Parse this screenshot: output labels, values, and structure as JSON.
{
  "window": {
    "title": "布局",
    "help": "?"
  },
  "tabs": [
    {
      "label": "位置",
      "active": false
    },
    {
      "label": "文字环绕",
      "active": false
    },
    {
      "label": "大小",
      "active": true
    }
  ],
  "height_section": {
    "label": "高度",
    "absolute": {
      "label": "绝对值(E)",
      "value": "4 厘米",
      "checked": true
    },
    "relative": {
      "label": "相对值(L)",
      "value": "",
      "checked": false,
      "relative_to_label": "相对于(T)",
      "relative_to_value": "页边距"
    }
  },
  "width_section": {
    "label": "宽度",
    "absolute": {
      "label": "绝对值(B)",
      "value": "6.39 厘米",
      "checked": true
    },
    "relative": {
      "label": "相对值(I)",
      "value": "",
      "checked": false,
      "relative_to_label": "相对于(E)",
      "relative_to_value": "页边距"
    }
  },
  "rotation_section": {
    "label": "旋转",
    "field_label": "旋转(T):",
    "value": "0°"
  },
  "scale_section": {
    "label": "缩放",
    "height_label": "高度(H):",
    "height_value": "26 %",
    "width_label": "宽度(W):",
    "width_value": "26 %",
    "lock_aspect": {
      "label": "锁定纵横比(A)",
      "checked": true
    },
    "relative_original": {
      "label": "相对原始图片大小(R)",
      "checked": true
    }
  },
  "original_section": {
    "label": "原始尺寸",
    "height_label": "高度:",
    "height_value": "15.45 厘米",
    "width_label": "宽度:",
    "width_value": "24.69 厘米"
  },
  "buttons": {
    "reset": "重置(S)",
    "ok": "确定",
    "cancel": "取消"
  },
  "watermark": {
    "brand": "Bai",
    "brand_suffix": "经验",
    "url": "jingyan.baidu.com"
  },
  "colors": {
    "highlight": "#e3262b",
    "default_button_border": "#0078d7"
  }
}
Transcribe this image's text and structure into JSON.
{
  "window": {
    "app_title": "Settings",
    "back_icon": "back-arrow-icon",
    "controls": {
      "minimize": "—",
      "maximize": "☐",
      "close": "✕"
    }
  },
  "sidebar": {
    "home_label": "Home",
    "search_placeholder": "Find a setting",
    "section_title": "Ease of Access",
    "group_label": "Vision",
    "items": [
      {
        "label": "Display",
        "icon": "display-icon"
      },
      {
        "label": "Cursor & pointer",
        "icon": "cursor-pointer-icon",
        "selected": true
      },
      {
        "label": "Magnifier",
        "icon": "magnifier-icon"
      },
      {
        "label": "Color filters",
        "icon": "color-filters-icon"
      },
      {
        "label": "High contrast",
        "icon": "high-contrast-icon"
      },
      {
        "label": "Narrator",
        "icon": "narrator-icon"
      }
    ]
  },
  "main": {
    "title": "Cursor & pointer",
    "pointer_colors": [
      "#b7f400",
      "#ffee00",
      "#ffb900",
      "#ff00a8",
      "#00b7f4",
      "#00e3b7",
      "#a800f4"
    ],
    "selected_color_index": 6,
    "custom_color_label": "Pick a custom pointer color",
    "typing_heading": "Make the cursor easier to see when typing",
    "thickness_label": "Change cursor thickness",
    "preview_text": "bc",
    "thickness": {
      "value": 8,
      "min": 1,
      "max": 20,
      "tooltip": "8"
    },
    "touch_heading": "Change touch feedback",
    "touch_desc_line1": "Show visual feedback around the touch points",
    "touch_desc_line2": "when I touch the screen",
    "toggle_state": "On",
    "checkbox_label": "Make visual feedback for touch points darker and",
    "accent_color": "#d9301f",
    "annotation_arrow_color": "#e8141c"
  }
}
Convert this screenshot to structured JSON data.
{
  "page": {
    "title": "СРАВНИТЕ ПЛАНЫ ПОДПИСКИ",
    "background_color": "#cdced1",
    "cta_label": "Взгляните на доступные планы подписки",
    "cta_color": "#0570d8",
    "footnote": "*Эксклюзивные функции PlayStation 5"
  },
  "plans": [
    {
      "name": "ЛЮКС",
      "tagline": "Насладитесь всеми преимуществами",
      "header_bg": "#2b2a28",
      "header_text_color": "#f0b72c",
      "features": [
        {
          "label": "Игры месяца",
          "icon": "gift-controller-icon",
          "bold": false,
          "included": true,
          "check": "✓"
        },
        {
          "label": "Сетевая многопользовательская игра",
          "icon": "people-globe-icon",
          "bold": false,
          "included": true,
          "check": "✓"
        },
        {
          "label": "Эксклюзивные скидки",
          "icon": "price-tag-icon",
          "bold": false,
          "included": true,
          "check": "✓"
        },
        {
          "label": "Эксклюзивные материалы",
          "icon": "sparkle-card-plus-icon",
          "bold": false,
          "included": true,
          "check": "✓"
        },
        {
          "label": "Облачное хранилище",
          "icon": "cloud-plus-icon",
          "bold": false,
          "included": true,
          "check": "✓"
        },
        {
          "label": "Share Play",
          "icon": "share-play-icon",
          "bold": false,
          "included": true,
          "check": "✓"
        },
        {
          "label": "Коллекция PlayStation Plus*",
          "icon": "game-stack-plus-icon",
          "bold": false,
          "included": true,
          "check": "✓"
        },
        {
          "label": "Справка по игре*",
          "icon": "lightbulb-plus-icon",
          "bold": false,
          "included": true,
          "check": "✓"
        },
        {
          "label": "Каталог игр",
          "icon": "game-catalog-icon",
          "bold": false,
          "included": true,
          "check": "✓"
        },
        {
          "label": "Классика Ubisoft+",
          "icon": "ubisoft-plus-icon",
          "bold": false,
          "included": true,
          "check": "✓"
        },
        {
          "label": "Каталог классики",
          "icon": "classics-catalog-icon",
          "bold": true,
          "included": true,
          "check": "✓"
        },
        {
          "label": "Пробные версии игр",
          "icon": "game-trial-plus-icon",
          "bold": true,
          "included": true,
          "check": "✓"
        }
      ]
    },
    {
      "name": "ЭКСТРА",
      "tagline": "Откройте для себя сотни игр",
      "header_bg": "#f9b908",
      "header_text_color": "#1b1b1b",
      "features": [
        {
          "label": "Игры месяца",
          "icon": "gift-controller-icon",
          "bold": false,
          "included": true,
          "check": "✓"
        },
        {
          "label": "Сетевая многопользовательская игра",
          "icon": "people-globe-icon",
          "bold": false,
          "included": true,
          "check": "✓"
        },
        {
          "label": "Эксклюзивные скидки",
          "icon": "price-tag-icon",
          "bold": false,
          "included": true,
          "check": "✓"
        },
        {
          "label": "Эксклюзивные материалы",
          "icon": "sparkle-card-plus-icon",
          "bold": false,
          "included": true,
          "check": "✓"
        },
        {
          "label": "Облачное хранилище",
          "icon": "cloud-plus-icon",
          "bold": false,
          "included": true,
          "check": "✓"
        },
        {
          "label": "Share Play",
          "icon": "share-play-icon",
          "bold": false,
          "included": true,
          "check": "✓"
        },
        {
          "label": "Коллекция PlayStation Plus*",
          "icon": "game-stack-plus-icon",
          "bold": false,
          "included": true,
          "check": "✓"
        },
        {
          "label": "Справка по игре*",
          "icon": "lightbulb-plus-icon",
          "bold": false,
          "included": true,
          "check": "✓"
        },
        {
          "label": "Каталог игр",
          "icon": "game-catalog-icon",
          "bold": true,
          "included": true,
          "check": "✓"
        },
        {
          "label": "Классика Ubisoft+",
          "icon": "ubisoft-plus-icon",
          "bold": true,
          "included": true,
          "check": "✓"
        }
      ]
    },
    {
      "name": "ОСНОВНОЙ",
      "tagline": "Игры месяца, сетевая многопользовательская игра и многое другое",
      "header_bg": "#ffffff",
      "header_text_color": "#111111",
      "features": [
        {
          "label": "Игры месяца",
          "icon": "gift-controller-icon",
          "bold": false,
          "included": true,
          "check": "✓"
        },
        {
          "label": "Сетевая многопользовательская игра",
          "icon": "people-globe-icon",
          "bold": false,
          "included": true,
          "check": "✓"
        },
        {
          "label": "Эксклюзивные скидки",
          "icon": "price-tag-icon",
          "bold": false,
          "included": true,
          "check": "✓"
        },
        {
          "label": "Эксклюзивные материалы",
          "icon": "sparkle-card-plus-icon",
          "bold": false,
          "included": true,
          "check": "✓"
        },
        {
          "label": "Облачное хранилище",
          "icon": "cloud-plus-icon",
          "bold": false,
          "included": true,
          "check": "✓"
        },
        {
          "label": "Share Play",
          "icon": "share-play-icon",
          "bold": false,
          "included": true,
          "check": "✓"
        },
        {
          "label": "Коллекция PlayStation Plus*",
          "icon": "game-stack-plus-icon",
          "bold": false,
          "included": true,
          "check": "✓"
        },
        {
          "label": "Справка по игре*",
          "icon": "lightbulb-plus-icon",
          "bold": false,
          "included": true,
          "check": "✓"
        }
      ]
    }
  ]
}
---+---
Report the number of lines above containing the word "points", with no other text.

*COMPLETED TASK*: 2